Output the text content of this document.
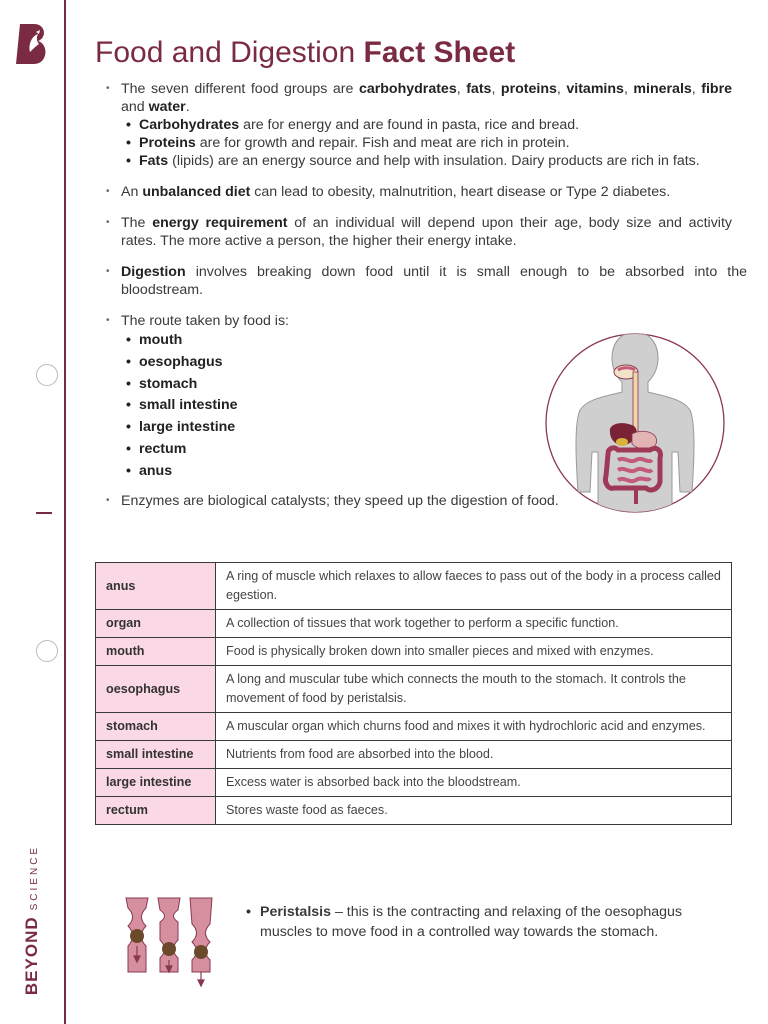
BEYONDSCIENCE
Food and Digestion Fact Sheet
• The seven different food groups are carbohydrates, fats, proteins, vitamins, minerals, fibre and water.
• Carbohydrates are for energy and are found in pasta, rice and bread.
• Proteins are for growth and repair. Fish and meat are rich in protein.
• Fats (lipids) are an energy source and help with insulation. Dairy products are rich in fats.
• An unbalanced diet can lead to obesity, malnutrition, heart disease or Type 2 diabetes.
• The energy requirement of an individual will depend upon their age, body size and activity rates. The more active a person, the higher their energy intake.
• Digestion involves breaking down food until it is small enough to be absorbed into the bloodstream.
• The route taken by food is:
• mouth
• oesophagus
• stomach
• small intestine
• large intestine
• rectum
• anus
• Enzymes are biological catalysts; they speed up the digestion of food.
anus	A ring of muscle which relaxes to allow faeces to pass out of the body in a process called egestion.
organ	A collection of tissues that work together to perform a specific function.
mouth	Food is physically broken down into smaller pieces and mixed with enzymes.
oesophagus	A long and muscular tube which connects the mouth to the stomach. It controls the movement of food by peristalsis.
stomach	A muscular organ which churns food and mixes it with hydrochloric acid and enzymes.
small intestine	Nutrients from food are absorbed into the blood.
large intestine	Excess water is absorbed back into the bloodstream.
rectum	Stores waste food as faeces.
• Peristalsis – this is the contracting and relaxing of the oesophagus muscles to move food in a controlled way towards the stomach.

## Assignment
With the pictures dropped, write out all of the entries word for word.

## Solution
Output the text content of this document.
BEYONDSCIENCE
Food and Digestion Fact Sheet
• The seven different food groups are carbohydrates, fats, proteins, vitamins, minerals, fibre and water.
• Carbohydrates are for energy and are found in pasta, rice and bread.
• Proteins are for growth and repair. Fish and meat are rich in protein.
• Fats (lipids) are an energy source and help with insulation. Dairy products are rich in fats.
• An unbalanced diet can lead to obesity, malnutrition, heart disease or Type 2 diabetes.
• The energy requirement of an individual will depend upon their age, body size and activity rates. The more active a person, the higher their energy intake.
• Digestion involves breaking down food until it is small enough to be absorbed into the bloodstream.
• The route taken by food is:
• mouth
• oesophagus
• stomach
• small intestine
• large intestine
• rectum
• anus
• Enzymes are biological catalysts; they speed up the digestion of food.
anus	A ring of muscle which relaxes to allow faeces to pass out of the body in a process called egestion.
organ	A collection of tissues that work together to perform a specific function.
mouth	Food is physically broken down into smaller pieces and mixed with enzymes.
oesophagus	A long and muscular tube which connects the mouth to the stomach. It controls the movement of food by peristalsis.
stomach	A muscular organ which churns food and mixes it with hydrochloric acid and enzymes.
small intestine	Nutrients from food are absorbed into the blood.
large intestine	Excess water is absorbed back into the bloodstream.
rectum	Stores waste food as faeces.
• Peristalsis – this is the contracting and relaxing of the oesophagus muscles to move food in a controlled way towards the stomach.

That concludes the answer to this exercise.